[What is asked]: Look through the records below and give the number of lines holding the string "Output", nothing more.

==== Dataset records ====

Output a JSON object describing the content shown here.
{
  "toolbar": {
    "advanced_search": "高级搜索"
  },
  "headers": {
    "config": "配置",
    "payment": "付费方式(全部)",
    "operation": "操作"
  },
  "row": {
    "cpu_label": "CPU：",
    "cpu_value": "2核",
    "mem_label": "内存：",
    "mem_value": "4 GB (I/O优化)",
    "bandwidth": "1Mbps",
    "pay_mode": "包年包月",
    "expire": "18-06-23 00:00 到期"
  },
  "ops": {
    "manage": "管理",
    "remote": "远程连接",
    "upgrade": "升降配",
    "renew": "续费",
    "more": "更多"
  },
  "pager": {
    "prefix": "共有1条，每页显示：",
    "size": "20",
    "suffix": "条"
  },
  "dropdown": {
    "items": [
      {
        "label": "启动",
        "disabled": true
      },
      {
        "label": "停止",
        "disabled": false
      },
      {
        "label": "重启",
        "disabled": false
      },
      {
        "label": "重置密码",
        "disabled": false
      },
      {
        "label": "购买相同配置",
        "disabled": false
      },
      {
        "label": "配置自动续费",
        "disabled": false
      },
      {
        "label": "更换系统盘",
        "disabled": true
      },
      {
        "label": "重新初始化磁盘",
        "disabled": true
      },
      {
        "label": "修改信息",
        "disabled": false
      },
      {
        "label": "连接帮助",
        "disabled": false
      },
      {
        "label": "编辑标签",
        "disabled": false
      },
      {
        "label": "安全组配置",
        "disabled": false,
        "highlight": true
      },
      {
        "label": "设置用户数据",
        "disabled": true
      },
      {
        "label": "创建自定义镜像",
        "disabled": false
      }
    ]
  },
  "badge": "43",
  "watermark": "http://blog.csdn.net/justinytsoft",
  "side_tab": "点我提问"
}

====
==== Dataset records ====

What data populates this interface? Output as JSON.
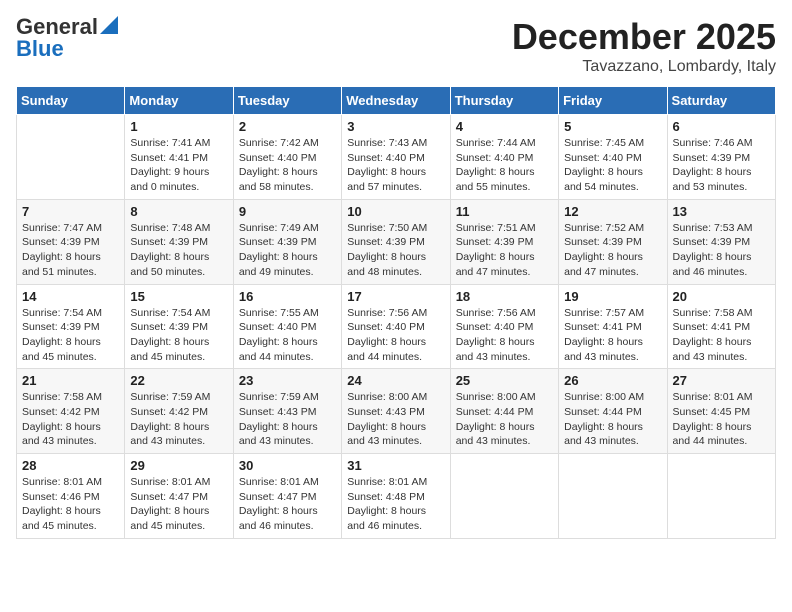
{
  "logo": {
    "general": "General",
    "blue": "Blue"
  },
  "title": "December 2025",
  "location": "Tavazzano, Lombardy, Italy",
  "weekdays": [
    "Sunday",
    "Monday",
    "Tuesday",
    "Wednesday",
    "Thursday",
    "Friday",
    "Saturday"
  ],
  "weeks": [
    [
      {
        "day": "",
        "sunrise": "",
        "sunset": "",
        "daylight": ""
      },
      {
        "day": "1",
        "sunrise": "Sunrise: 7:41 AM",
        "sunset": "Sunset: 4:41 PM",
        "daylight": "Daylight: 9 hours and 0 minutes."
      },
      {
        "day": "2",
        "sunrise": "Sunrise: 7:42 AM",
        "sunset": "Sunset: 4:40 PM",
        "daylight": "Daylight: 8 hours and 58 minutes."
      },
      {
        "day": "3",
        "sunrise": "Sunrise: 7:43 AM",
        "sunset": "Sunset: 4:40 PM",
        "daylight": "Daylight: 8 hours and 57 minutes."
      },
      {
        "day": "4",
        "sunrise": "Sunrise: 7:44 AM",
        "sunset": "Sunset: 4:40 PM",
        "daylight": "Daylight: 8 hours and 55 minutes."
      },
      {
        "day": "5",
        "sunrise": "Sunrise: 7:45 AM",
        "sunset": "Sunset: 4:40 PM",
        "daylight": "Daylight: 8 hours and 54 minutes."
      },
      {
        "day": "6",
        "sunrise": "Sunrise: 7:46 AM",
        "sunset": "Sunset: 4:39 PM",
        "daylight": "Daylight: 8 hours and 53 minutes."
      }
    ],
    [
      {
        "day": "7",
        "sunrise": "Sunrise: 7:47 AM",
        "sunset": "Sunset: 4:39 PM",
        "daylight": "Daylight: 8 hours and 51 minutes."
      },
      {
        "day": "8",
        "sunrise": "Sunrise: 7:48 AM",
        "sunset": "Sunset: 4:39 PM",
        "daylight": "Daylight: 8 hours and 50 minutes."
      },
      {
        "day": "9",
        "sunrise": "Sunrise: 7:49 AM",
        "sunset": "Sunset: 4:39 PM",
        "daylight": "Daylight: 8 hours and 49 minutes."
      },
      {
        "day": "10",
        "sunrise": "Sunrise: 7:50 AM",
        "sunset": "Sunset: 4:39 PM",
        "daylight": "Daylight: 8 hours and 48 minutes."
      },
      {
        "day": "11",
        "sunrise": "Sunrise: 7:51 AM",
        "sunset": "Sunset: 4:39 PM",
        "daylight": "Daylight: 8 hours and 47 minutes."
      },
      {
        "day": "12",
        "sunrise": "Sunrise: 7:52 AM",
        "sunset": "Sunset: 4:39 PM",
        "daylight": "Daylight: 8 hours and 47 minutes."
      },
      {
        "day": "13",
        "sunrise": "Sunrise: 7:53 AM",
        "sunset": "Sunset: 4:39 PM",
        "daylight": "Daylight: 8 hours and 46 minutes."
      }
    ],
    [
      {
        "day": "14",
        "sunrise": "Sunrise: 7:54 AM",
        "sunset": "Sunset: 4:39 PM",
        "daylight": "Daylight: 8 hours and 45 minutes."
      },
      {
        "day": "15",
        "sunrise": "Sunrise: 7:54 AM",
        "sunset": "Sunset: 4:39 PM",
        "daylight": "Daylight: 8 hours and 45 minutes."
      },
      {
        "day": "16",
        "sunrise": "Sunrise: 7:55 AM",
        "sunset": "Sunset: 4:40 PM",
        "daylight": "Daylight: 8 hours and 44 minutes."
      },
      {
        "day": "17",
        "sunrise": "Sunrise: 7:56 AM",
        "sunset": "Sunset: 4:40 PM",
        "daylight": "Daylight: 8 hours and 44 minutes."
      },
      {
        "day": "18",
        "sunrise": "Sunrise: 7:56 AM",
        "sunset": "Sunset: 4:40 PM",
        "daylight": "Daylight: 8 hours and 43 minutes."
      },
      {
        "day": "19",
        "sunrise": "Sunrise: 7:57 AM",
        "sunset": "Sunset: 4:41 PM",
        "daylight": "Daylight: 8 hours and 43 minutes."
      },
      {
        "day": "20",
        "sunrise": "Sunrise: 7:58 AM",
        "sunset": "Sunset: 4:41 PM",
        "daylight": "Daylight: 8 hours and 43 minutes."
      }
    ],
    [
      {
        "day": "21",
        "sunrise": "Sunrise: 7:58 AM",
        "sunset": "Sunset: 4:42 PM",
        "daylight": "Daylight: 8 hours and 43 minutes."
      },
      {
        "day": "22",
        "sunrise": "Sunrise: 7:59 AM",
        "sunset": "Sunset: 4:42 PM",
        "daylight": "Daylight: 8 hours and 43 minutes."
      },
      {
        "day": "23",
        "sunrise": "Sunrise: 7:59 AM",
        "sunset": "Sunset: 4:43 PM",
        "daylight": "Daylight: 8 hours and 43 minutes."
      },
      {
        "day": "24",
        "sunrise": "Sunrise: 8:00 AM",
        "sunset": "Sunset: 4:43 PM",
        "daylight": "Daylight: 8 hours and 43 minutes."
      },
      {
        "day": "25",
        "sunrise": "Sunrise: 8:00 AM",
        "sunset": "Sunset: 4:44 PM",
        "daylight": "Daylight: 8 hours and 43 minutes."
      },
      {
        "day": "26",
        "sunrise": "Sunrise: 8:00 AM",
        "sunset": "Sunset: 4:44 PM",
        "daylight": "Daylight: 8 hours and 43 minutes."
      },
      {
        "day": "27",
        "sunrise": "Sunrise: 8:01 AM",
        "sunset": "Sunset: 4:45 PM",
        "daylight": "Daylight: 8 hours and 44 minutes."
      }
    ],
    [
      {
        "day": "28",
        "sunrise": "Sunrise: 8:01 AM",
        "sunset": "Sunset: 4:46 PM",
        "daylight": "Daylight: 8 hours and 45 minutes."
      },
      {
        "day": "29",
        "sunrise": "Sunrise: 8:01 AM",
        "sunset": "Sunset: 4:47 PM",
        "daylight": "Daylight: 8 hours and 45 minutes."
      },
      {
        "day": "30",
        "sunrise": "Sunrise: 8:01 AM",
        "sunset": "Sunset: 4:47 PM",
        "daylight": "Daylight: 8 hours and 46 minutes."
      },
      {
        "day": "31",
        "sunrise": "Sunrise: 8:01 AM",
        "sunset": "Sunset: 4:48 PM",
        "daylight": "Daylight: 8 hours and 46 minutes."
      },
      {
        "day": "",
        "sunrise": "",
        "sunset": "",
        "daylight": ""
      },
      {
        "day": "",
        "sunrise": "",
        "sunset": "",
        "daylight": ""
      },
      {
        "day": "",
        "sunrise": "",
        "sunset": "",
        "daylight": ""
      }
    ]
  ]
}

====

[Expected answer]: 2